▶ _Given task_: Write out every line below that includes the word "Ζάκυθο".

Records excerpted from a collection:
○ ○ ○ ○ ○ ○ ○

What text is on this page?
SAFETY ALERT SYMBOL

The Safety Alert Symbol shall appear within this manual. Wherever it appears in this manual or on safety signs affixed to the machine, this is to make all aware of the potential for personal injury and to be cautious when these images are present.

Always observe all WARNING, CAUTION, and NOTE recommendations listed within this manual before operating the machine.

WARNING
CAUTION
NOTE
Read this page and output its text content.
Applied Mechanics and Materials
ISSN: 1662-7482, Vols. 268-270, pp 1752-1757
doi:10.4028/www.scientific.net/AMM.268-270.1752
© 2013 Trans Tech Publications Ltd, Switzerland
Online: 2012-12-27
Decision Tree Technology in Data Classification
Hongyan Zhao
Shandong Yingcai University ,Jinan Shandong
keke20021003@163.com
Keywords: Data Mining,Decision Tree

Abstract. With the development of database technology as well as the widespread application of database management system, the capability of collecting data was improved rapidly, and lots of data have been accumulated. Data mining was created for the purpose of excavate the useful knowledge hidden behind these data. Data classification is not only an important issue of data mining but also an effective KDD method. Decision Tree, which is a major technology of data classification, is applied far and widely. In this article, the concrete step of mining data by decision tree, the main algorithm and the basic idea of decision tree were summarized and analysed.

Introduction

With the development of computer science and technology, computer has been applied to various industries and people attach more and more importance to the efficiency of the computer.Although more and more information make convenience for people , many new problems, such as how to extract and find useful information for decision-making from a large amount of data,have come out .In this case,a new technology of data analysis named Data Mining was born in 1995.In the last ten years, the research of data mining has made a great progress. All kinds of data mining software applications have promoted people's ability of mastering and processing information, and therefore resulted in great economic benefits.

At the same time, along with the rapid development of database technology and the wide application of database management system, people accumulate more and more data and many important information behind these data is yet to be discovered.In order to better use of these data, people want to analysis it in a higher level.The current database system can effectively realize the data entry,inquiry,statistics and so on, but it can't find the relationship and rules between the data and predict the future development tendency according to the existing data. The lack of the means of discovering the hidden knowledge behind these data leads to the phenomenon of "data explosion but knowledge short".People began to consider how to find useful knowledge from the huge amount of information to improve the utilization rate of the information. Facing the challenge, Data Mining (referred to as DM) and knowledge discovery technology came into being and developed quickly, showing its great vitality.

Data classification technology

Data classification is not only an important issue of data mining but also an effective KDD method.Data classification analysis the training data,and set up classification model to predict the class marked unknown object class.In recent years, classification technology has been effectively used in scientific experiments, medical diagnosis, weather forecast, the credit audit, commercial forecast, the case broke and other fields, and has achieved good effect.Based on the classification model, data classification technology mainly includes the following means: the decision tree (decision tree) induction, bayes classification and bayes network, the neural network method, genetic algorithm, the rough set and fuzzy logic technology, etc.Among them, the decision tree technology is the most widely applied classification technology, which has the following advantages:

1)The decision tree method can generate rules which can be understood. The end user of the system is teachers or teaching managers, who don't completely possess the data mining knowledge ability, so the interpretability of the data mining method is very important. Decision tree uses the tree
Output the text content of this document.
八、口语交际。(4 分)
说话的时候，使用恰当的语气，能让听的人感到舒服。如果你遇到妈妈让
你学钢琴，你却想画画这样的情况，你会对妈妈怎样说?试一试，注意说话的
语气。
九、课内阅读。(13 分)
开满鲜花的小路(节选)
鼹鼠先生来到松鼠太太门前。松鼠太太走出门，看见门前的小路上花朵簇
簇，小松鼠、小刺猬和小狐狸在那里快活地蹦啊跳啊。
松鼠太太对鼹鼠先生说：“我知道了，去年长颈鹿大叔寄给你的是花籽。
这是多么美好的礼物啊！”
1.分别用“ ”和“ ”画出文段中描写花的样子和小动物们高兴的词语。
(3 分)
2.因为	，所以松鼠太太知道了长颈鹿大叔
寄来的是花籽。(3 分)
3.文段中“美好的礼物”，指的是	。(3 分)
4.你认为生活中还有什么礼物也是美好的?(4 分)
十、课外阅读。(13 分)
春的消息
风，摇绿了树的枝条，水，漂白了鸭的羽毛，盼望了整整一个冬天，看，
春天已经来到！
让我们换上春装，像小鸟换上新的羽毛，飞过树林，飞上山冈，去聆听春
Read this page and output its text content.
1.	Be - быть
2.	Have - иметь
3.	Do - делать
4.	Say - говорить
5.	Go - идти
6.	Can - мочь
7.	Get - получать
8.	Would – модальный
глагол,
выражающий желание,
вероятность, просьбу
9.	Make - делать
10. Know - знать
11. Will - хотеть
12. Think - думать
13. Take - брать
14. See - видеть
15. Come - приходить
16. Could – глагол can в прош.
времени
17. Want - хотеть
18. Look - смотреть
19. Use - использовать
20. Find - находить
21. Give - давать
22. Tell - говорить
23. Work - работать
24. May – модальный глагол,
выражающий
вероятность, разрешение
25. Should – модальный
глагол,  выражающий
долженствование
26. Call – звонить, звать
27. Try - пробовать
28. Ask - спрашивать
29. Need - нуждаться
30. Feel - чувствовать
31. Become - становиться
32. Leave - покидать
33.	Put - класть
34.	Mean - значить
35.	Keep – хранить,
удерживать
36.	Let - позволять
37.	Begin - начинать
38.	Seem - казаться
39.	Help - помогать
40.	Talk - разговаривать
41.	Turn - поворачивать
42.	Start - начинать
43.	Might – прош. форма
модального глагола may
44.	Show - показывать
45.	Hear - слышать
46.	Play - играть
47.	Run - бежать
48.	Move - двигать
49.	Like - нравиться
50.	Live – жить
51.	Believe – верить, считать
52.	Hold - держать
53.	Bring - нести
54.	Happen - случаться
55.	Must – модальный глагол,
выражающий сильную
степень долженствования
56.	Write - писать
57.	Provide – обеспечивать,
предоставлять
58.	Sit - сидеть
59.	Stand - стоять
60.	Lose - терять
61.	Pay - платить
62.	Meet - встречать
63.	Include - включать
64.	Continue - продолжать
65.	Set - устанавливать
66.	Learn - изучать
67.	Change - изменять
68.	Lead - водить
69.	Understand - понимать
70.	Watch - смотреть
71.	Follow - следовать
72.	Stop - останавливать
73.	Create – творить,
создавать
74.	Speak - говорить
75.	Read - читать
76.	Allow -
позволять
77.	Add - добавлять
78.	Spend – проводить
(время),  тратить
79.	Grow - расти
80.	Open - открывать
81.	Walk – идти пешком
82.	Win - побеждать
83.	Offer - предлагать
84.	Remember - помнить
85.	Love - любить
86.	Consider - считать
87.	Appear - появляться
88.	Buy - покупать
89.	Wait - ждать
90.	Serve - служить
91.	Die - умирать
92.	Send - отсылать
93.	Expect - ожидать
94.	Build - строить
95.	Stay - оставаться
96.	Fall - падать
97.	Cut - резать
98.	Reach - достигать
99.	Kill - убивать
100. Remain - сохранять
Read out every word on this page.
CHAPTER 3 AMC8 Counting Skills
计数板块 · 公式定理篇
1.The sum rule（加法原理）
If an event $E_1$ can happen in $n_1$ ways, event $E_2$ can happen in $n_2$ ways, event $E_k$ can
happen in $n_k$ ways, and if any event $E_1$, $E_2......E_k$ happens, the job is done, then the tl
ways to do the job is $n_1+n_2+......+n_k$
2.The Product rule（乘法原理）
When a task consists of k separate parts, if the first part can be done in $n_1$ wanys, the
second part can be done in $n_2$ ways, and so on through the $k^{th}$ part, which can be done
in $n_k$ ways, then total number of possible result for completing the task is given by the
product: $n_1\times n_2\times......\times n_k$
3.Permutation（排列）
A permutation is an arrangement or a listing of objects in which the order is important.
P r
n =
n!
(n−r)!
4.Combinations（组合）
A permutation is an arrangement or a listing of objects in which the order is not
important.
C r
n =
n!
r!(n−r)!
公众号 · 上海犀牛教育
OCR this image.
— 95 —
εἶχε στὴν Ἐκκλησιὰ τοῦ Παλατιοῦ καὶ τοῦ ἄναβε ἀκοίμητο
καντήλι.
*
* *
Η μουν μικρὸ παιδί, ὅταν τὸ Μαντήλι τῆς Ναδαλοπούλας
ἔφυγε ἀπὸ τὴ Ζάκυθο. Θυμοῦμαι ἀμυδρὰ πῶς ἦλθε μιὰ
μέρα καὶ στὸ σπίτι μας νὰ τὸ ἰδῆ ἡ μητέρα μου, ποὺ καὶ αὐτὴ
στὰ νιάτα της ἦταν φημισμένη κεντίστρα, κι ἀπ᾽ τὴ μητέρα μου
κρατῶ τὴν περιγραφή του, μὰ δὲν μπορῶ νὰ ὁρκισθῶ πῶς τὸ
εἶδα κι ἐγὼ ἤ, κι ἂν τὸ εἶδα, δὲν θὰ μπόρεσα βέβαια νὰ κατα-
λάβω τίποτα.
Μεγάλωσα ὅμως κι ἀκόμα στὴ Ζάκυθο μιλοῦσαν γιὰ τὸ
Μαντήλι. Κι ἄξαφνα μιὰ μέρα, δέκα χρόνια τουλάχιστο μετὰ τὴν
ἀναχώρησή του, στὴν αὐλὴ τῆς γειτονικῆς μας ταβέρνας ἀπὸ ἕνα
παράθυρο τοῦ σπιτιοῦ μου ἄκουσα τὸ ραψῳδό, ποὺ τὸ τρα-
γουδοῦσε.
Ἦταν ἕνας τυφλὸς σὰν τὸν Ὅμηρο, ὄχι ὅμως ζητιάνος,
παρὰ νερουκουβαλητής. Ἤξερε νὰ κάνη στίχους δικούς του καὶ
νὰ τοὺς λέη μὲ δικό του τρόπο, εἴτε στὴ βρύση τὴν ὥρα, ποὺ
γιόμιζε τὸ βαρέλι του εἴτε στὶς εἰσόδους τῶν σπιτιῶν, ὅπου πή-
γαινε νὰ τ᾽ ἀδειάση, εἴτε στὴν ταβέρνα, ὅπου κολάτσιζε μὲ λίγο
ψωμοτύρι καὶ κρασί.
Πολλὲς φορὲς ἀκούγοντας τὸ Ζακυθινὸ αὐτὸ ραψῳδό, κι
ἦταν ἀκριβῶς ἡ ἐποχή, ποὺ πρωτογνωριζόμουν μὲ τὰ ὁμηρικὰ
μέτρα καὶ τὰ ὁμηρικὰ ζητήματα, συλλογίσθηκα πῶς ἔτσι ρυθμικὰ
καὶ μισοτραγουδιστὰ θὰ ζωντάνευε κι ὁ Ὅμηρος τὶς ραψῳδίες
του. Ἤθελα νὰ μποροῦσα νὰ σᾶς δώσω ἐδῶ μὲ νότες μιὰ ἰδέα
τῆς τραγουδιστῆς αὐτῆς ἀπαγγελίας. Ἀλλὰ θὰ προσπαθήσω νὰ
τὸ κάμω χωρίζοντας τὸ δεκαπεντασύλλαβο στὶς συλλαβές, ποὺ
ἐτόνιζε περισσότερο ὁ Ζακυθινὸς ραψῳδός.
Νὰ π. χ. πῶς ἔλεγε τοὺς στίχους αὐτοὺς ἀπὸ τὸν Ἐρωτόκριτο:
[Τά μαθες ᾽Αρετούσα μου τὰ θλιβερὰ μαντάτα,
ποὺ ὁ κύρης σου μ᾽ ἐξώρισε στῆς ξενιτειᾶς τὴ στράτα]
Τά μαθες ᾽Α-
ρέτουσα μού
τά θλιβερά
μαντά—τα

○ ○ ○ ○ ○ ○ ○

▶ _Solution below_:
ἔφυγε ἀπὸ τὴ Ζάκυθο. Θυμοῦμαι ἀμυδρὰ πῶς ἦλθε μιὰ
Μεγάλωσα ὅμως κι ἀκόμα στὴ Ζάκυθο μιλοῦσαν γιὰ τὸ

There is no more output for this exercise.